- [WRITTEN REQUEST]:
Gather each line containing the string "Hold" from these entries.

[Saved entries]
^^^^^^^^^^^^^^^^

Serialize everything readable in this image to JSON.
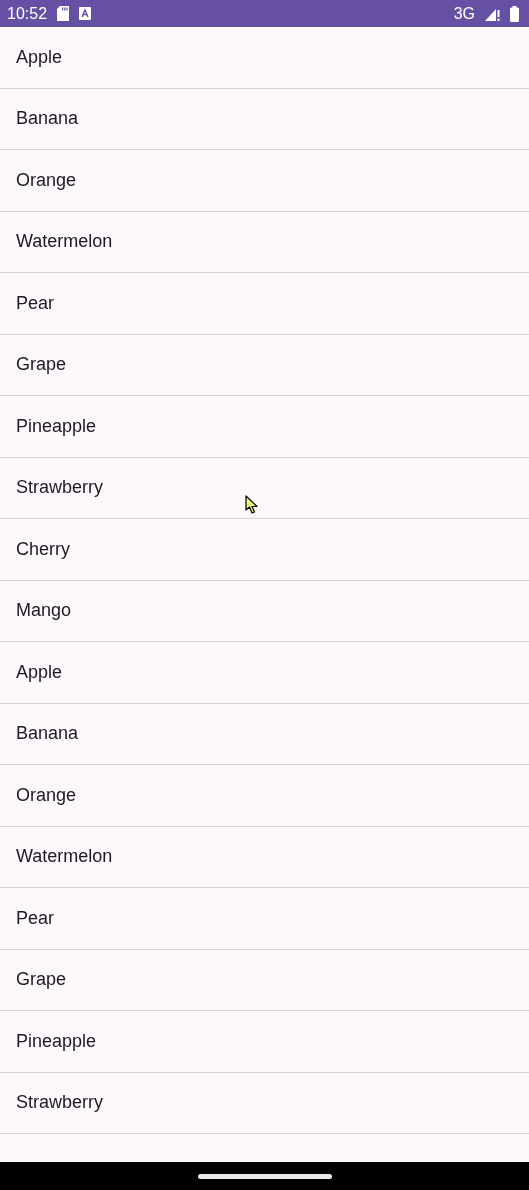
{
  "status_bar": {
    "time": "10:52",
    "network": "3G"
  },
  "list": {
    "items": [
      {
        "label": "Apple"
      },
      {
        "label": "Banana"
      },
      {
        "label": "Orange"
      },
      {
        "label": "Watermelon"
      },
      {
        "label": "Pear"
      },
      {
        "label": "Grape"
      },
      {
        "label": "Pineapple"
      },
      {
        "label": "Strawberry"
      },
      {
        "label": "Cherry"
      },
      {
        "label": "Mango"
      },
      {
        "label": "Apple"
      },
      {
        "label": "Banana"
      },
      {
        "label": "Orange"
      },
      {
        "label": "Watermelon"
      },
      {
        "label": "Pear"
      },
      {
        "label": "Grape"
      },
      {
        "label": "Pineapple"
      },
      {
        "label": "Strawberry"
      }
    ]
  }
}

^^^^^^^^^^^^^^^^

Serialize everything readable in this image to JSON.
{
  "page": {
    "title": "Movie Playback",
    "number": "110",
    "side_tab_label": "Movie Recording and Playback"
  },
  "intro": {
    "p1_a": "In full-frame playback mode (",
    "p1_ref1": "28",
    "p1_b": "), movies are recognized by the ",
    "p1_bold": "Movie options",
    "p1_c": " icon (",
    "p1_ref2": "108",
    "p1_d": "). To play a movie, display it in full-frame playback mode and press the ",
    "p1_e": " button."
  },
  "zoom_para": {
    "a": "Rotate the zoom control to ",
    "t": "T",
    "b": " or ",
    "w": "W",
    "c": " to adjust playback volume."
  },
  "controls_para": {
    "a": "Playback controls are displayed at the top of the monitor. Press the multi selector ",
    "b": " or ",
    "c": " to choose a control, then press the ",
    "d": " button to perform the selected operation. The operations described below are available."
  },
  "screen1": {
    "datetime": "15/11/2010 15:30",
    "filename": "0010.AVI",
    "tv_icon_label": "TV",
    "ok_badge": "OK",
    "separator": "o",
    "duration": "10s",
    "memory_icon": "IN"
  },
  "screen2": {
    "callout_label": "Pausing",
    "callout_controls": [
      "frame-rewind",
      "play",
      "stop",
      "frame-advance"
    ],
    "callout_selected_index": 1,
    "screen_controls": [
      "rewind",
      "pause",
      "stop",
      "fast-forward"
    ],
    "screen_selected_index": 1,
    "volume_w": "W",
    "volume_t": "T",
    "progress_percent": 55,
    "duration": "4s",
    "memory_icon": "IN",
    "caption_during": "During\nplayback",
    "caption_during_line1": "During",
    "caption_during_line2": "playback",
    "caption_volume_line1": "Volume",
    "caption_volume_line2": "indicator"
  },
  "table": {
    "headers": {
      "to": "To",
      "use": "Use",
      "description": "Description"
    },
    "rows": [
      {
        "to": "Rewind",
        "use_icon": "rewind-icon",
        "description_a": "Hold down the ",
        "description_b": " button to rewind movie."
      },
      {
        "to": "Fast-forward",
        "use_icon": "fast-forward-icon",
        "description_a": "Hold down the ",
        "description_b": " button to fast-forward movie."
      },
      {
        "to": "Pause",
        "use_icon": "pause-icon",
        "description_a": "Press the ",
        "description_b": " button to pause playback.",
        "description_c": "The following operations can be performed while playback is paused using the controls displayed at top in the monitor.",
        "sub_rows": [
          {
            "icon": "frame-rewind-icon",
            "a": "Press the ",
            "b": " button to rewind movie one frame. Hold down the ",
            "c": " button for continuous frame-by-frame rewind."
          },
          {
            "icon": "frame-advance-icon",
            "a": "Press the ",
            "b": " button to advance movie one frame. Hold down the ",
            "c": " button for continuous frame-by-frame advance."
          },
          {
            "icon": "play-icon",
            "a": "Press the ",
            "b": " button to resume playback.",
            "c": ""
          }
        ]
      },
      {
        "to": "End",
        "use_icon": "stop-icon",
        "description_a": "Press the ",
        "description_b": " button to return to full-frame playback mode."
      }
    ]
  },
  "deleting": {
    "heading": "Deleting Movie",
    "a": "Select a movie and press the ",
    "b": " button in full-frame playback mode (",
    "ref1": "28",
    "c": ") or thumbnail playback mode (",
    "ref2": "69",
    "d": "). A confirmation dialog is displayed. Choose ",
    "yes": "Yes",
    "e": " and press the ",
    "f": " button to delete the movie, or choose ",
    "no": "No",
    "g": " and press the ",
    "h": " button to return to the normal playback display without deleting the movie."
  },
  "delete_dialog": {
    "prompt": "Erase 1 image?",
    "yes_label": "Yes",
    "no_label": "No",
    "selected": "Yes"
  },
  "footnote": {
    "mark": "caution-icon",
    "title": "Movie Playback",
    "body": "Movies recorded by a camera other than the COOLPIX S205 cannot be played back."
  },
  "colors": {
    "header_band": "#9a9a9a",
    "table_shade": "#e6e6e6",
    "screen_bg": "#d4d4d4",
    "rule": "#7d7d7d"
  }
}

^^^^^^^^^^^^^^^^

- [PROBLEM SOLUTION]:
        "description_a": "Hold down the ",
        "description_a": "Hold down the ",
            "b": " button to rewind movie one frame. Hold down the ",
            "b": " button to advance movie one frame. Hold down the ",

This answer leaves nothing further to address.